**DATASET**
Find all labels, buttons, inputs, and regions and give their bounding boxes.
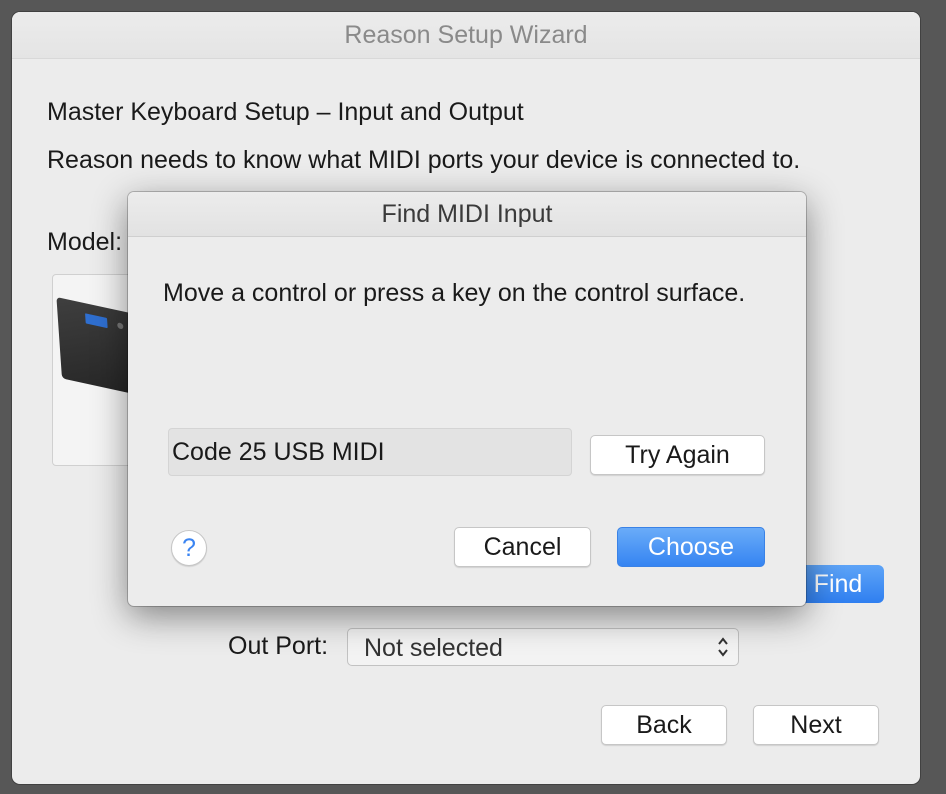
cancel-button[interactable]: Cancel: [454, 527, 591, 567]
window-title: Reason Setup Wizard: [12, 12, 920, 59]
find-midi-input-dialog: Find MIDI Input Move a control or press …: [128, 192, 806, 606]
device-knob: [117, 322, 124, 330]
detected-port-field: Code 25 USB MIDI: [168, 428, 572, 476]
back-button[interactable]: Back: [601, 705, 727, 745]
wizard-heading: Master Keyboard Setup – Input and Output: [47, 98, 524, 126]
dialog-title: Find MIDI Input: [128, 192, 806, 237]
device-screen: [85, 313, 108, 329]
next-button[interactable]: Next: [753, 705, 879, 745]
help-icon[interactable]: ?: [171, 530, 207, 566]
choose-button[interactable]: Choose: [617, 527, 765, 567]
out-port-value: Not selected: [364, 634, 503, 662]
try-again-button[interactable]: Try Again: [590, 435, 765, 475]
updown-chevron-icon: [718, 637, 728, 657]
dialog-message: Move a control or press a key on the con…: [163, 279, 746, 307]
model-label: Model:: [47, 228, 123, 256]
out-port-select[interactable]: Not selected: [347, 628, 739, 666]
out-port-label: Out Port:: [228, 632, 329, 660]
wizard-description: Reason needs to know what MIDI ports you…: [47, 146, 801, 174]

**GIVEN EXERCISE**
Rewrite all of the material above, replacing every occurrence of "Not selected" with "No port selected" and leaving everything else unchanged. Omit the pictures.

**TASK RESULT**
Find all labels, buttons, inputs, and regions and give their bounding boxes.
cancel-button[interactable]: Cancel: [454, 527, 591, 567]
window-title: Reason Setup Wizard: [12, 12, 920, 59]
find-midi-input-dialog: Find MIDI Input Move a control or press …: [128, 192, 806, 606]
device-knob: [117, 322, 124, 330]
detected-port-field: Code 25 USB MIDI: [168, 428, 572, 476]
back-button[interactable]: Back: [601, 705, 727, 745]
wizard-heading: Master Keyboard Setup – Input and Output: [47, 98, 524, 126]
dialog-title: Find MIDI Input: [128, 192, 806, 237]
device-screen: [85, 313, 108, 329]
next-button[interactable]: Next: [753, 705, 879, 745]
help-icon[interactable]: ?: [171, 530, 207, 566]
choose-button[interactable]: Choose: [617, 527, 765, 567]
out-port-value: No port selected: [364, 634, 503, 662]
try-again-button[interactable]: Try Again: [590, 435, 765, 475]
updown-chevron-icon: [718, 637, 728, 657]
dialog-message: Move a control or press a key on the con…: [163, 279, 746, 307]
model-label: Model:: [47, 228, 123, 256]
out-port-select[interactable]: No port selected: [347, 628, 739, 666]
out-port-label: Out Port:: [228, 632, 329, 660]
wizard-description: Reason needs to know what MIDI ports you…: [47, 146, 801, 174]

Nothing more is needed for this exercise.